## PROMPT
Copy all lines below containing "обставин".

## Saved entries
........
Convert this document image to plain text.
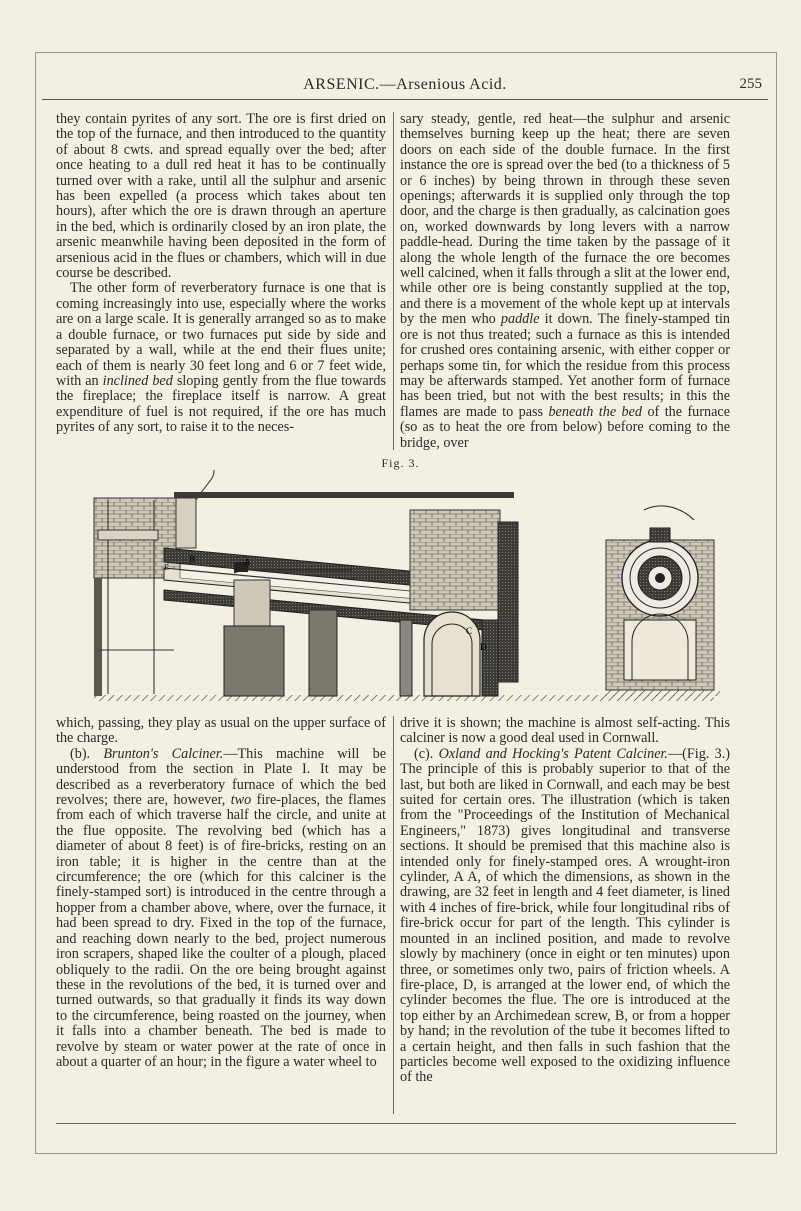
ARSENIC.—Arsenious Acid.	255

they contain pyrites of any sort. The ore is first dried on the top of the furnace, and then introduced to the quantity of about 8 cwts. and spread equally over the bed; after once heating to a dull red heat it has to be continually turned over with a rake, until all the sulphur and arsenic has been expelled (a process which takes about ten hours), after which the ore is drawn through an aperture in the bed, which is ordinarily closed by an iron plate, the arsenic meanwhile having been deposited in the form of arsenious acid in the flues or chambers, which will in due course be described.

The other form of reverberatory furnace is one that is coming increasingly into use, especially where the works are on a large scale. It is generally arranged so as to make a double furnace, or two furnaces put side by side and separated by a wall, while at the end their flues unite; each of them is nearly 30 feet long and 6 or 7 feet wide, with an inclined bed sloping gently from the flue towards the fireplace; the fireplace itself is narrow. A great expenditure of fuel is not required, if the ore has much pyrites of any sort, to raise it to the neces-

sary steady, gentle, red heat—the sulphur and arsenic themselves burning keep up the heat; there are seven doors on each side of the double furnace. In the first instance the ore is spread over the bed (to a thickness of 5 or 6 inches) by being thrown in through these seven openings; afterwards it is supplied only through the top door, and the charge is then gradually, as calcination goes on, worked downwards by long levers with a narrow paddle-head. During the time taken by the passage of it along the whole length of the furnace the ore becomes well calcined, when it falls through a slit at the lower end, while other ore is being constantly supplied at the top, and there is a movement of the whole kept up at intervals by the men who paddle it down. The finely-stamped tin ore is not thus treated; such a furnace as this is intended for crushed ores containing arsenic, with either copper or perhaps some tin, for which the residue from this process may be afterwards stamped. Yet another form of furnace has been tried, but not with the best results; in this the flames are made to pass beneath the bed of the furnace (so as to heat the ore from below) before coming to the bridge, over

Fig. 3.
A
B
C
D
E

which, passing, they play as usual on the upper surface of the charge.

(b). Brunton's Calciner.—This machine will be understood from the section in Plate I. It may be described as a reverberatory furnace of which the bed revolves; there are, however, two fire-places, the flames from each of which traverse half the circle, and unite at the flue opposite. The revolving bed (which has a diameter of about 8 feet) is of fire-bricks, resting on an iron table; it is higher in the centre than at the circumference; the ore (which for this calciner is the finely-stamped sort) is introduced in the centre through a hopper from a chamber above, where, over the furnace, it had been spread to dry. Fixed in the top of the furnace, and reaching down nearly to the bed, project numerous iron scrapers, shaped like the coulter of a plough, placed obliquely to the radii. On the ore being brought against these in the revolutions of the bed, it is turned over and turned outwards, so that gradually it finds its way down to the circumference, being roasted on the journey, when it falls into a chamber beneath. The bed is made to revolve by steam or water power at the rate of once in about a quarter of an hour; in the figure a water wheel to

drive it is shown; the machine is almost self-acting. This calciner is now a good deal used in Cornwall.

(c). Oxland and Hocking's Patent Calciner.—(Fig. 3.) The principle of this is probably superior to that of the last, but both are liked in Cornwall, and each may be best suited for certain ores. The illustration (which is taken from the "Proceedings of the Institution of Mechanical Engineers," 1873) gives longitudinal and transverse sections. It should be premised that this machine also is intended only for finely-stamped ores. A wrought-iron cylinder, A A, of which the dimensions, as shown in the drawing, are 32 feet in length and 4 feet diameter, is lined with 4 inches of fire-brick, while four longitudinal ribs of fire-brick occur for part of the length. This cylinder is mounted in an inclined position, and made to revolve slowly by machinery (once in eight or ten minutes) upon three, or sometimes only two, pairs of friction wheels. A fire-place, D, is arranged at the lower end, of which the cylinder becomes the flue. The ore is introduced at the top either by an Archimedean screw, B, or from a hopper by hand; in the revolution of the tube it becomes lifted to a certain height, and then falls in such fashion that the particles become well exposed to the oxidizing influence of the
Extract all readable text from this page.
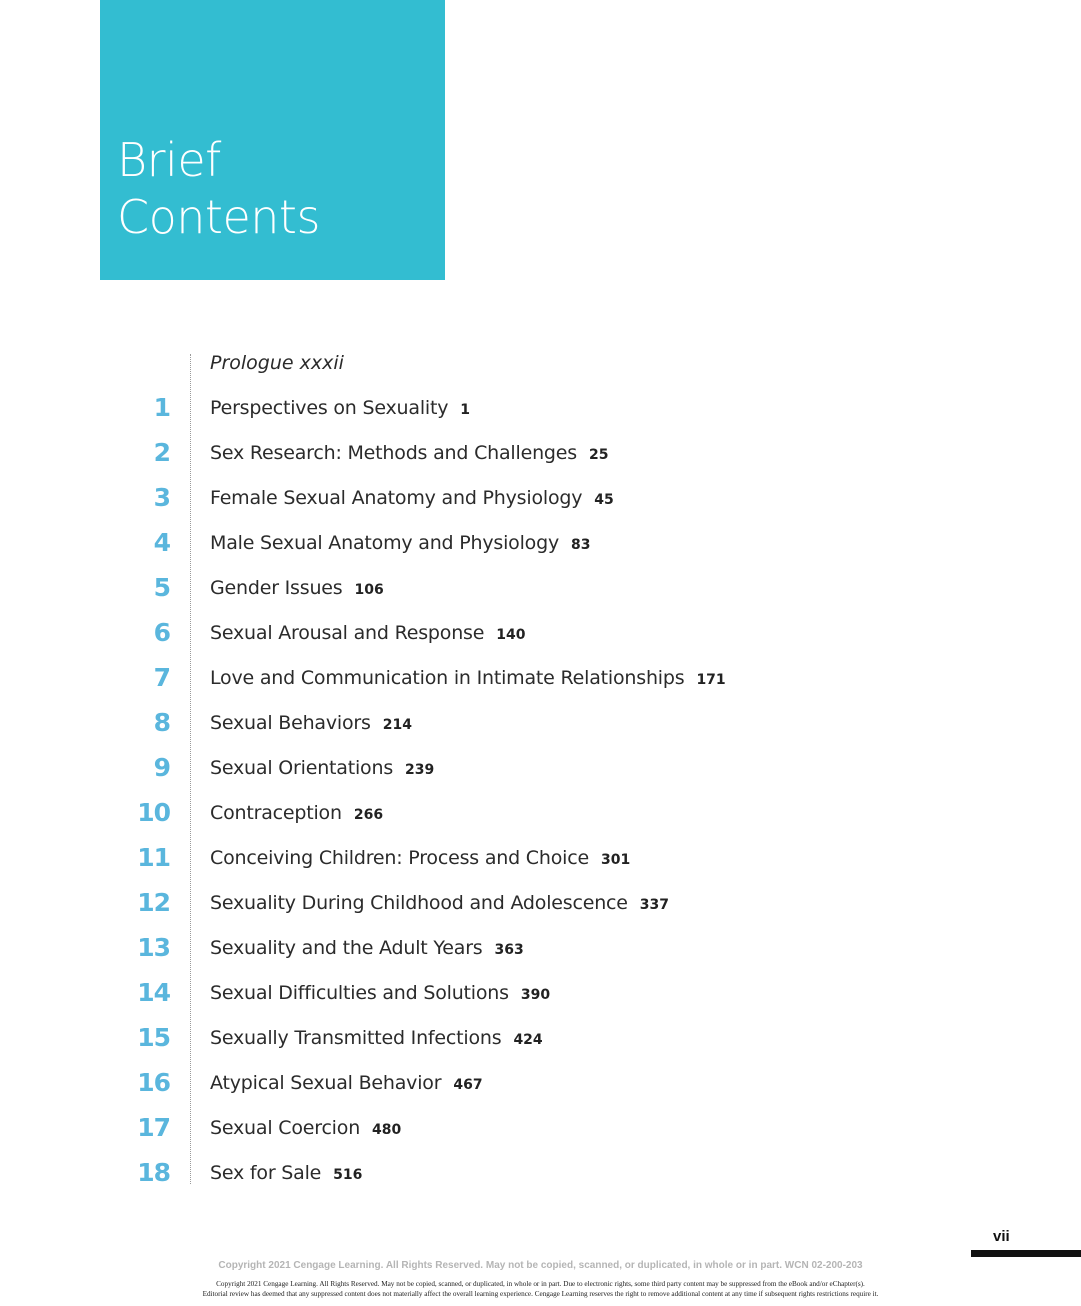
Brief
Contents
Prologue xxxii
1 Perspectives on Sexuality 1
2 Sex Research: Methods and Challenges 25
3 Female Sexual Anatomy and Physiology 45
4 Male Sexual Anatomy and Physiology 83
5 Gender Issues 106
6 Sexual Arousal and Response 140
7 Love and Communication in Intimate Relationships 171
8 Sexual Behaviors 214
9 Sexual Orientations 239
10 Contraception 266
11 Conceiving Children: Process and Choice 301
12 Sexuality During Childhood and Adolescence 337
13 Sexuality and the Adult Years 363
14 Sexual Difficulties and Solutions 390
15 Sexually Transmitted Infections 424
16 Atypical Sexual Behavior 467
17 Sexual Coercion 480
18 Sex for Sale 516
vii
Copyright 2021 Cengage Learning. All Rights Reserved. May not be copied, scanned, or duplicated, in whole or in part. WCN 02-200-203
Copyright 2021 Cengage Learning. All Rights Reserved. May not be copied, scanned, or duplicated, in whole or in part. Due to electronic rights, some third party content may be suppressed from the eBook and/or eChapter(s).
Editorial review has deemed that any suppressed content does not materially affect the overall learning experience. Cengage Learning reserves the right to remove additional content at any time if subsequent rights restrictions require it.
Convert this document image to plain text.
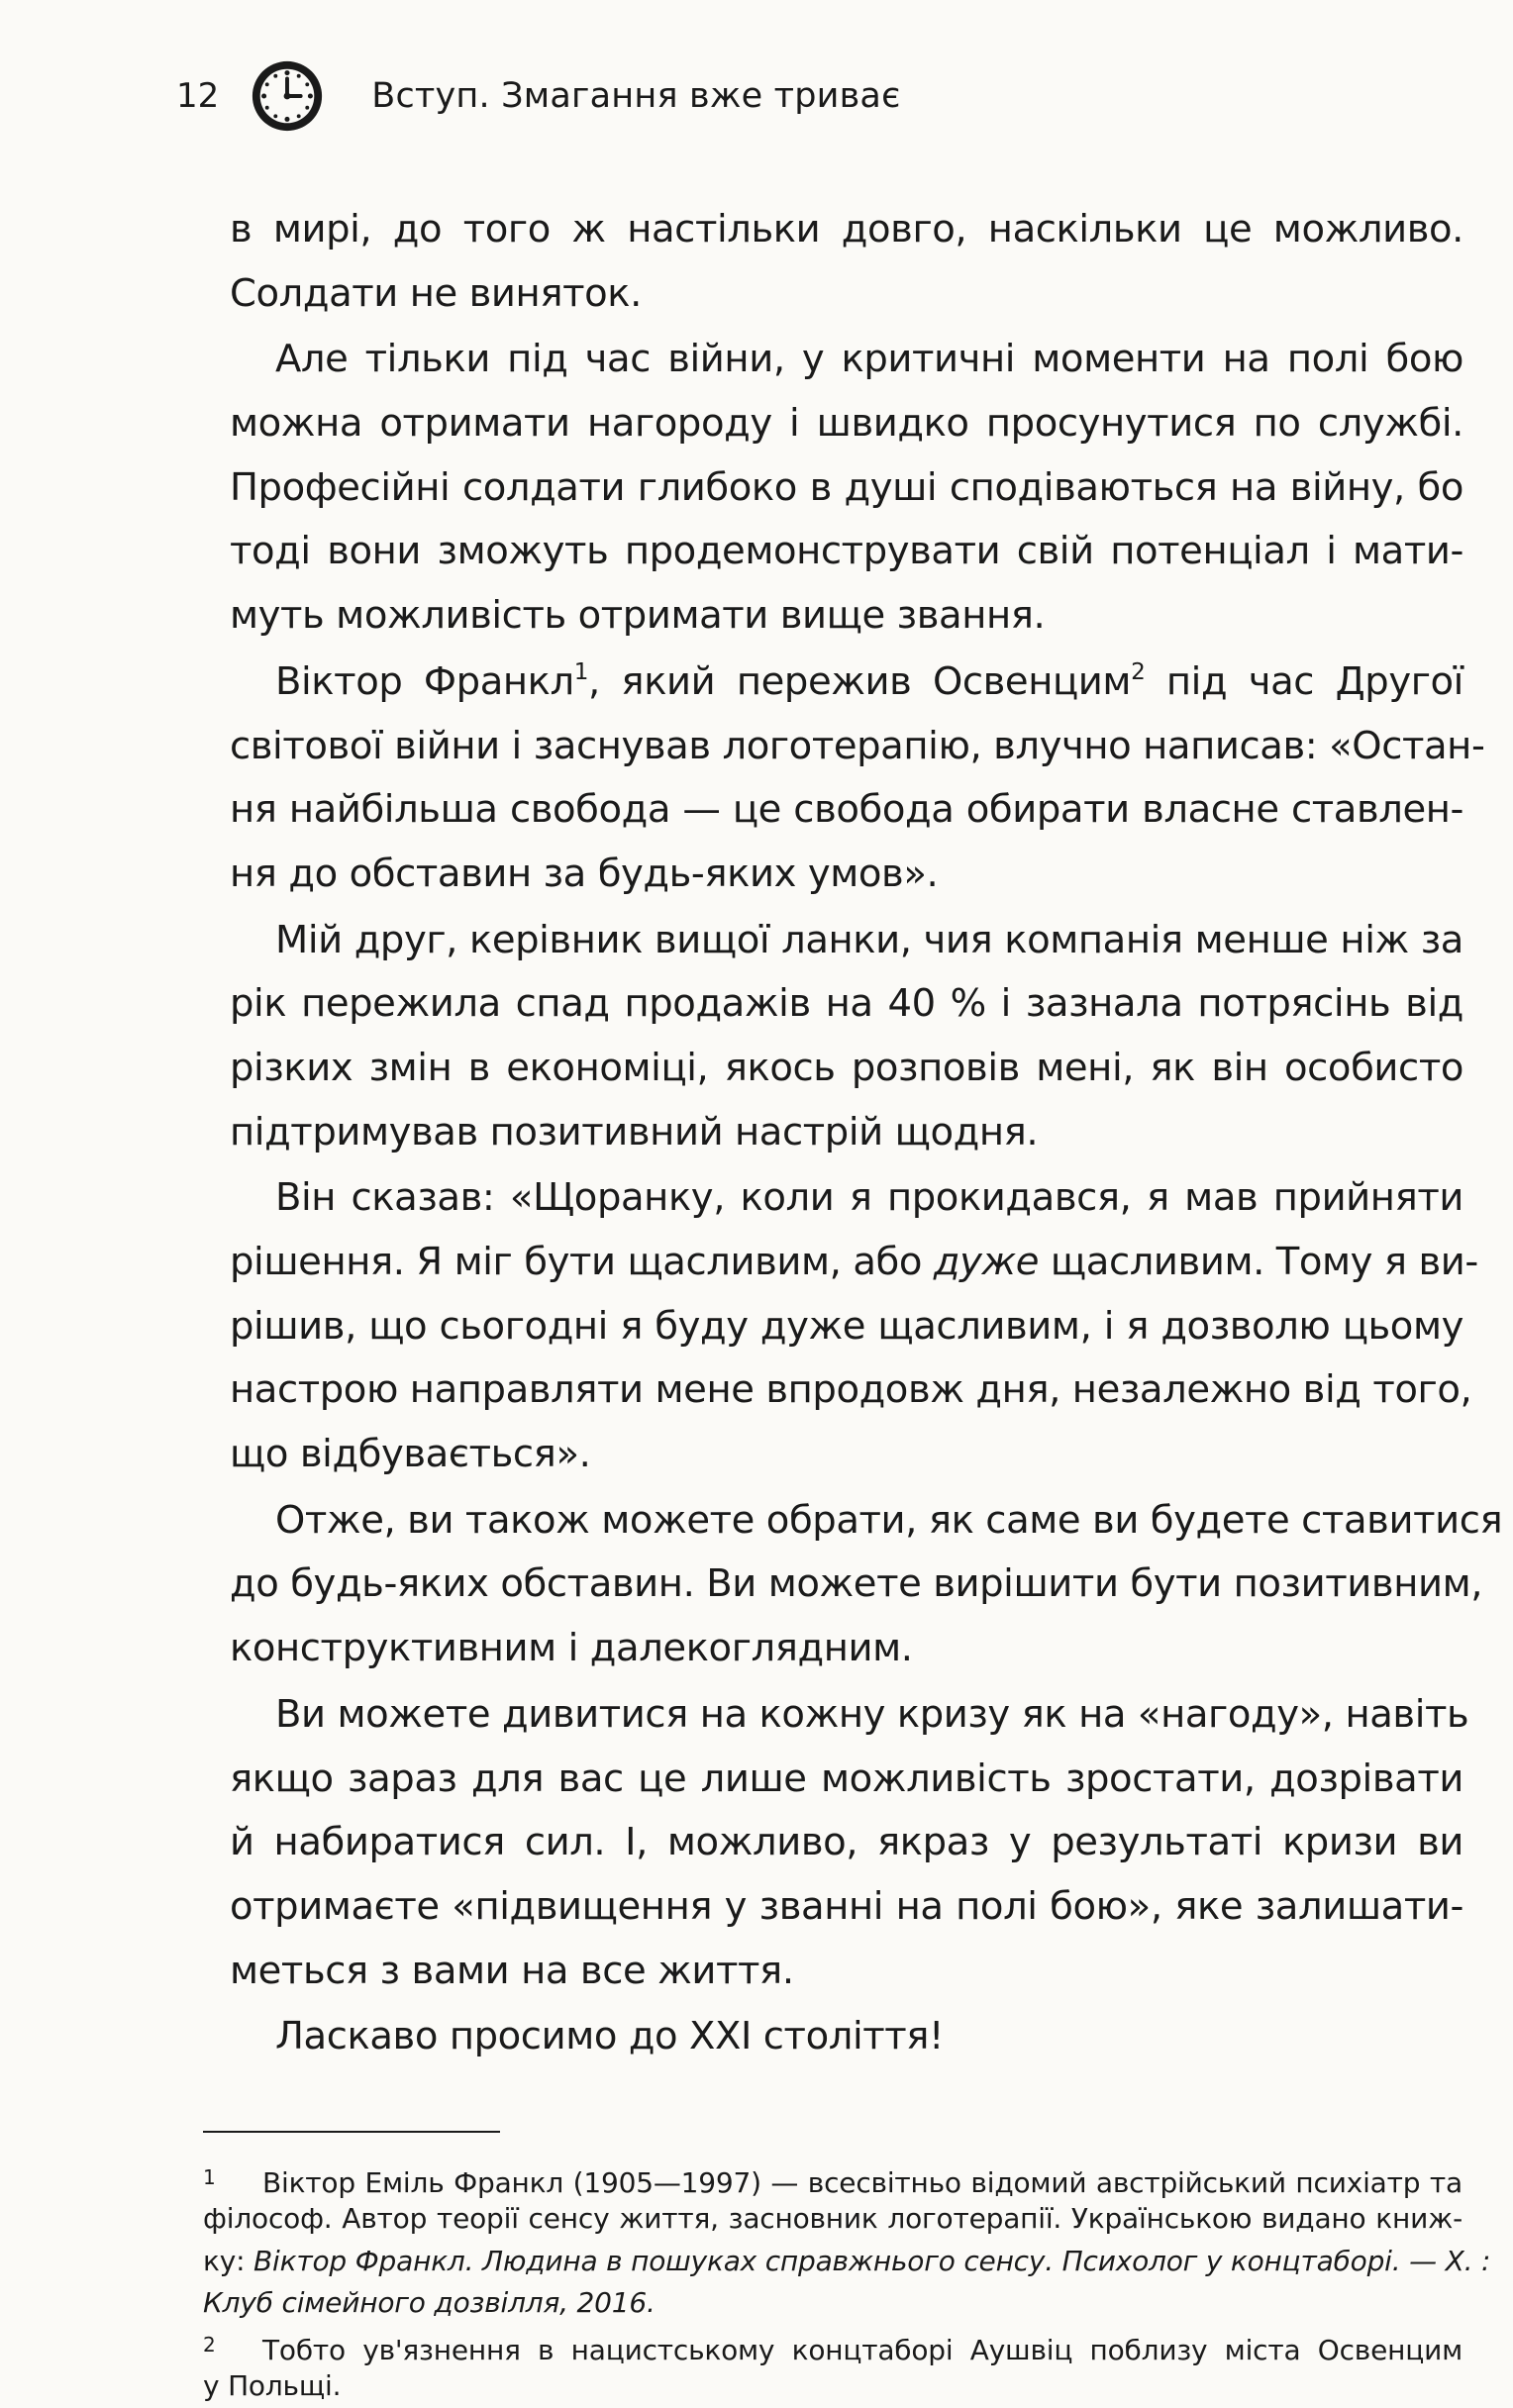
12	Вступ. Змагання вже триває
в мирі, до того ж настільки довго, наскільки це можливо.
Солдати не виняток.
Але тільки під час війни, у критичні моменти на полі бою
можна отримати нагороду і швидко просунутися по службі.
Професійні солдати глибоко в душі сподіваються на війну, бо
тоді вони зможуть продемонструвати свій потенціал і мати-
муть можливість отримати вище звання.
Віктор Франкл$^1$, який пережив Освенцим$^2$ під час Другої
світової війни і заснував логотерапію, влучно написав: «Остан-
ня найбільша свобода — це свобода обирати власне ставлен-
ня до обставин за будь-яких умов».
Мій друг, керівник вищої ланки, чия компанія менше ніж за
рік пережила спад продажів на 40 % і зазнала потрясінь від
різких змін в економіці, якось розповів мені, як він особисто
підтримував позитивний настрій щодня.
Він сказав: «Щоранку, коли я прокидався, я мав прийняти
рішення. Я міг бути щасливим, або дуже щасливим. Тому я ви-
рішив, що сьогодні я буду дуже щасливим, і я дозволю цьому
настрою направляти мене впродовж дня, незалежно від того,
що відбувається».
Отже, ви також можете обрати, як саме ви будете ставитися
до будь-яких обставин. Ви можете вирішити бути позитивним,
конструктивним і далекоглядним.
Ви можете дивитися на кожну кризу як на «нагоду», навіть
якщо зараз для вас це лише можливість зростати, дозрівати
й набиратися сил. І, можливо, якраз у результаті кризи ви
отримаєте «підвищення у званні на полі бою», яке залишати-
меться з вами на все життя.
Ласкаво просимо до XXI століття!
1 Віктор Еміль Франкл (1905—1997) — всесвітньо відомий австрійський психіатр та
філософ. Автор теорії сенсу життя, засновник логотерапії. Українською видано книж-
ку: Віктор Франкл. Людина в пошуках справжнього сенсу. Психолог у концтаборі. — Х. :
Клуб сімейного дозвілля, 2016.
2 Тобто ув'язнення в нацистському концтаборі Аушвіц поблизу міста Освенцим
у Польщі.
........
## SOLUTION TO THE EXERCISE
ня до обставин за будь-яких умов».
до будь-яких обставин. Ви можете вирішити бути позитивним,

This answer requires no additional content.